**TASK PROMPT:** Quote every line as written. Omit pictures.

**RECORDS FOR THE TASK:**
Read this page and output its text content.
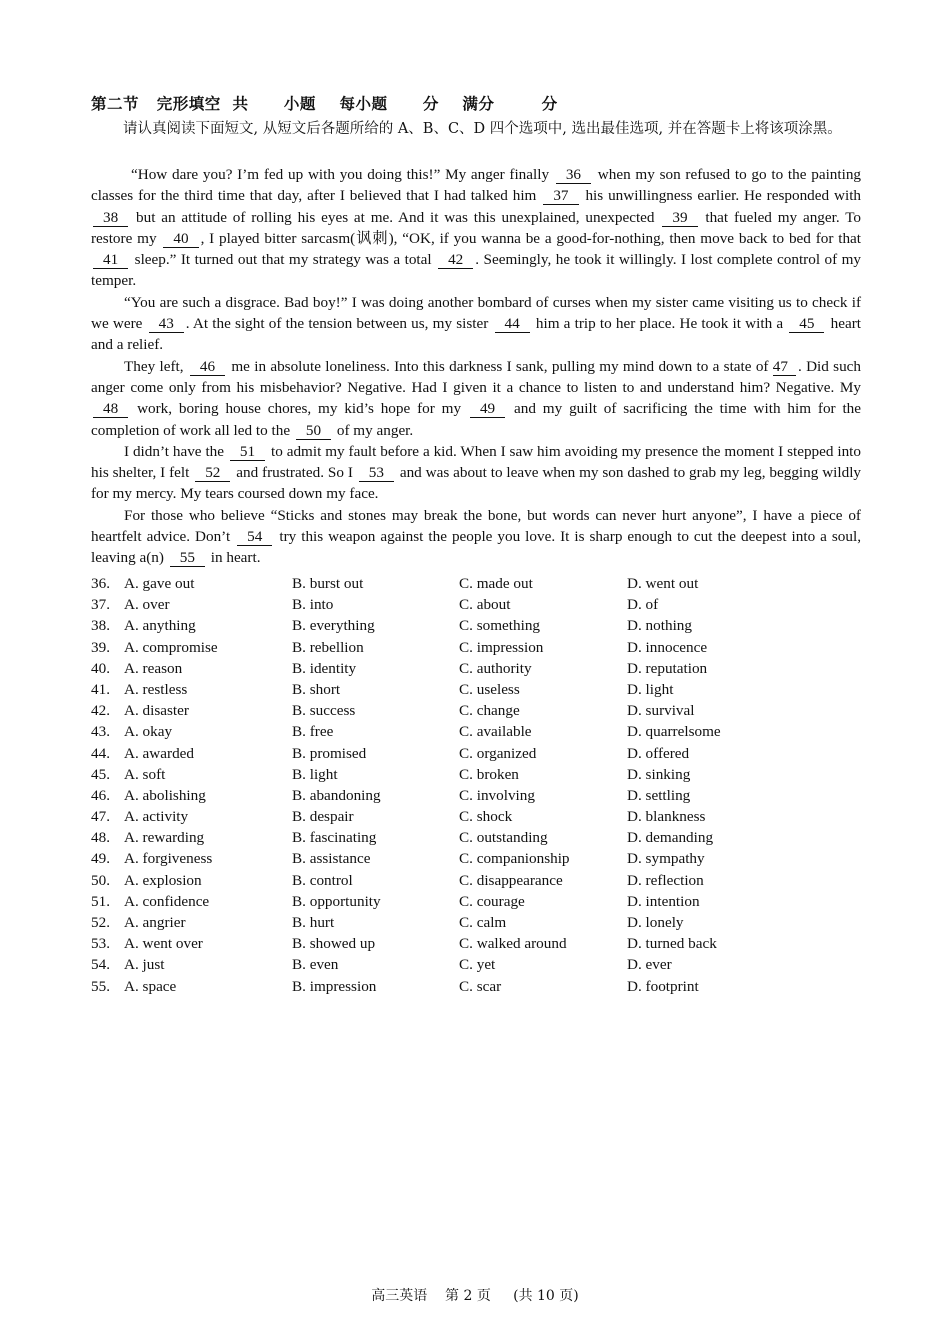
第二节   完形填空  共      小题    每小题      分    满分        分
请认真阅读下面短文, 从短文后各题所给的 A、B、C、D 四个选项中, 选出最佳选项, 并在答题卡上将该项涂黑。

“How dare you? I’m fed up with you doing this!” My anger finally 36 when my son refused to go to the painting classes for the third time that day, after I believed that I had talked him 37 his unwillingness earlier. He responded with 38 but an attitude of rolling his eyes at me. And it was this unexplained, unexpected 39 that fueled my anger. To restore my 40 , I played bitter sarcasm(讽刺), “OK, if you wanna be a good-for-nothing, then move back to bed for that 41 sleep.” It turned out that my strategy was a total 42 . Seemingly, he took it willingly. I lost complete control of my temper.

“You are such a disgrace. Bad boy!” I was doing another bombard of curses when my sister came visiting us to check if we were 43 . At the sight of the tension between us, my sister 44 him a trip to her place. He took it with a 45 heart and a relief.

They left, 46 me in absolute loneliness. Into this darkness I sank, pulling my mind down to a state of 47 . Did such anger come only from his misbehavior? Negative. Had I given it a chance to listen to and understand him? Negative. My 48 work, boring house chores, my kid’s hope for my 49 and my guilt of sacrificing the time with him for the completion of work all led to the 50 of my anger.

I didn’t have the 51 to admit my fault before a kid. When I saw him avoiding my presence the moment I stepped into his shelter, I felt 52 and frustrated. So I 53 and was about to leave when my son dashed to grab my leg, begging wildly for my mercy. My tears coursed down my face.

For those who believe “Sticks and stones may break the bone, but words can never hurt anyone”, I have a piece of heartfelt advice. Don’t 54 try this weapon against the people you love. It is sharp enough to cut the deepest into a soul, leaving a(n) 55 in heart.

36. A. gave out	B. burst out	C. made out	D. went out
37. A. over	B. into	C. about	D. of
38. A. anything	B. everything	C. something	D. nothing
39. A. compromise	B. rebellion	C. impression	D. innocence
40. A. reason	B. identity	C. authority	D. reputation
41. A. restless	B. short	C. useless	D. light
42. A. disaster	B. success	C. change	D. survival
43. A. okay	B. free	C. available	D. quarrelsome
44. A. awarded	B. promised	C. organized	D. offered
45. A. soft	B. light	C. broken	D. sinking
46. A. abolishing	B. abandoning	C. involving	D. settling
47. A. activity	B. despair	C. shock	D. blankness
48. A. rewarding	B. fascinating	C. outstanding	D. demanding
49. A. forgiveness	B. assistance	C. companionship	D. sympathy
50. A. explosion	B. control	C. disappearance	D. reflection
51. A. confidence	B. opportunity	C. courage	D. intention
52. A. angrier	B. hurt	C. calm	D. lonely
53. A. went over	B. showed up	C. walked around	D. turned back
54. A. just	B. even	C. yet	D. ever
55. A. space	B. impression	C. scar	D. footprint
高三英语    第 2 页     (共 10 页)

**FINISHED ANSWER:**
Read this page and output its text content.
第二节   完形填空  共      小题    每小题      分    满分        分
请认真阅读下面短文, 从短文后各题所给的 A、B、C、D 四个选项中, 选出最佳选项, 并在答题卡上将该项涂黑。

“How dare you? I’m fed up with you doing this!” My anger finally 36 when my son refused to go to the painting classes for the third time that day, after I believed that I had talked him 37 his unwillingness earlier. He responded with 38 but an attitude of rolling his eyes at me. And it was this unexplained, unexpected 39 that fueled my anger. To restore my 40 , I played bitter sarcasm(讽刺), “OK, if you wanna be a good-for-nothing, then move back to bed for that 41 sleep.” It turned out that my strategy was a total 42 . Seemingly, he took it willingly. I lost complete control of my temper.

“You are such a disgrace. Bad boy!” I was doing another bombard of curses when my sister came visiting us to check if we were 43 . At the sight of the tension between us, my sister 44 him a trip to her place. He took it with a 45 heart and a relief.

They left, 46 me in absolute loneliness. Into this darkness I sank, pulling my mind down to a state of 47 . Did such anger come only from his misbehavior? Negative. Had I given it a chance to listen to and understand him? Negative. My 48 work, boring house chores, my kid’s hope for my 49 and my guilt of sacrificing the time with him for the completion of work all led to the 50 of my anger.

I didn’t have the 51 to admit my fault before a kid. When I saw him avoiding my presence the moment I stepped into his shelter, I felt 52 and frustrated. So I 53 and was about to leave when my son dashed to grab my leg, begging wildly for my mercy. My tears coursed down my face.

For those who believe “Sticks and stones may break the bone, but words can never hurt anyone”, I have a piece of heartfelt advice. Don’t 54 try this weapon against the people you love. It is sharp enough to cut the deepest into a soul, leaving a(n) 55 in heart.

36. A. gave out	B. burst out	C. made out	D. went out
37. A. over	B. into	C. about	D. of
38. A. anything	B. everything	C. something	D. nothing
39. A. compromise	B. rebellion	C. impression	D. innocence
40. A. reason	B. identity	C. authority	D. reputation
41. A. restless	B. short	C. useless	D. light
42. A. disaster	B. success	C. change	D. survival
43. A. okay	B. free	C. available	D. quarrelsome
44. A. awarded	B. promised	C. organized	D. offered
45. A. soft	B. light	C. broken	D. sinking
46. A. abolishing	B. abandoning	C. involving	D. settling
47. A. activity	B. despair	C. shock	D. blankness
48. A. rewarding	B. fascinating	C. outstanding	D. demanding
49. A. forgiveness	B. assistance	C. companionship	D. sympathy
50. A. explosion	B. control	C. disappearance	D. reflection
51. A. confidence	B. opportunity	C. courage	D. intention
52. A. angrier	B. hurt	C. calm	D. lonely
53. A. went over	B. showed up	C. walked around	D. turned back
54. A. just	B. even	C. yet	D. ever
55. A. space	B. impression	C. scar	D. footprint
高三英语    第 2 页     (共 10 页)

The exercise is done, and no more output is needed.